AIM:
Return all entries word for word, but drop any images.

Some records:
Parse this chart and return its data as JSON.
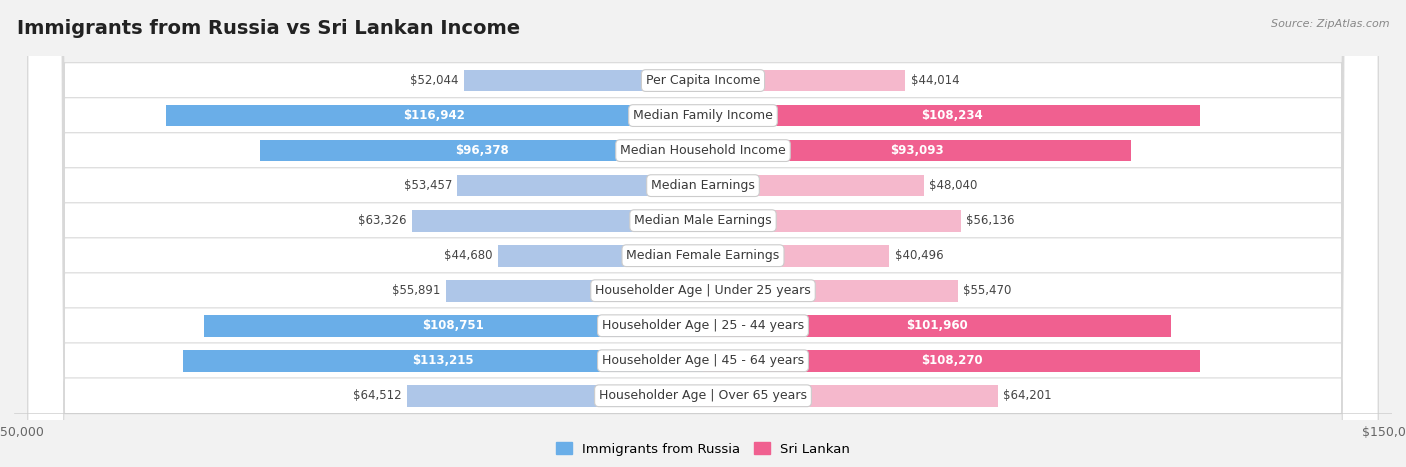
{
  "title": "Immigrants from Russia vs Sri Lankan Income",
  "source": "Source: ZipAtlas.com",
  "categories": [
    "Per Capita Income",
    "Median Family Income",
    "Median Household Income",
    "Median Earnings",
    "Median Male Earnings",
    "Median Female Earnings",
    "Householder Age | Under 25 years",
    "Householder Age | 25 - 44 years",
    "Householder Age | 45 - 64 years",
    "Householder Age | Over 65 years"
  ],
  "russia_values": [
    52044,
    116942,
    96378,
    53457,
    63326,
    44680,
    55891,
    108751,
    113215,
    64512
  ],
  "srilanka_values": [
    44014,
    108234,
    93093,
    48040,
    56136,
    40496,
    55470,
    101960,
    108270,
    64201
  ],
  "russia_labels": [
    "$52,044",
    "$116,942",
    "$96,378",
    "$53,457",
    "$63,326",
    "$44,680",
    "$55,891",
    "$108,751",
    "$113,215",
    "$64,512"
  ],
  "srilanka_labels": [
    "$44,014",
    "$108,234",
    "$93,093",
    "$48,040",
    "$56,136",
    "$40,496",
    "$55,470",
    "$101,960",
    "$108,270",
    "$64,201"
  ],
  "russia_color_light": "#aec6e8",
  "russia_color_dark": "#6aaee8",
  "srilanka_color_light": "#f5b8cc",
  "srilanka_color_dark": "#f06090",
  "label_inside_threshold": 80000,
  "max_value": 150000,
  "background_color": "#f2f2f2",
  "row_color_odd": "#ffffff",
  "row_color_even": "#f8f8f8",
  "legend_russia": "Immigrants from Russia",
  "legend_srilanka": "Sri Lankan",
  "bar_height": 0.62,
  "title_fontsize": 14,
  "label_fontsize": 8.5,
  "cat_fontsize": 9
}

REPLY:
Parse this chart and return its data as JSON.
{
  "title": "Immigrants from Russia vs Sri Lankan Income",
  "source": "Source: ZipAtlas.com",
  "categories": [
    "Per Capita Income",
    "Median Family Income",
    "Median Household Income",
    "Median Earnings",
    "Median Male Earnings",
    "Median Female Earnings",
    "Householder Age | Under 25 years",
    "Householder Age | 25 - 44 years",
    "Householder Age | 45 - 64 years",
    "Householder Age | Over 65 years"
  ],
  "russia_values": [
    52044,
    116942,
    96378,
    53457,
    63326,
    44680,
    55891,
    108751,
    113215,
    64512
  ],
  "srilanka_values": [
    44014,
    108234,
    93093,
    48040,
    56136,
    40496,
    55470,
    101960,
    108270,
    64201
  ],
  "russia_labels": [
    "$52,044",
    "$116,942",
    "$96,378",
    "$53,457",
    "$63,326",
    "$44,680",
    "$55,891",
    "$108,751",
    "$113,215",
    "$64,512"
  ],
  "srilanka_labels": [
    "$44,014",
    "$108,234",
    "$93,093",
    "$48,040",
    "$56,136",
    "$40,496",
    "$55,470",
    "$101,960",
    "$108,270",
    "$64,201"
  ],
  "russia_color_light": "#aec6e8",
  "russia_color_dark": "#6aaee8",
  "srilanka_color_light": "#f5b8cc",
  "srilanka_color_dark": "#f06090",
  "label_inside_threshold": 80000,
  "max_value": 150000,
  "background_color": "#f2f2f2",
  "row_color_odd": "#ffffff",
  "row_color_even": "#f8f8f8",
  "legend_russia": "Immigrants from Russia",
  "legend_srilanka": "Sri Lankan",
  "bar_height": 0.62,
  "title_fontsize": 14,
  "label_fontsize": 8.5,
  "cat_fontsize": 9
}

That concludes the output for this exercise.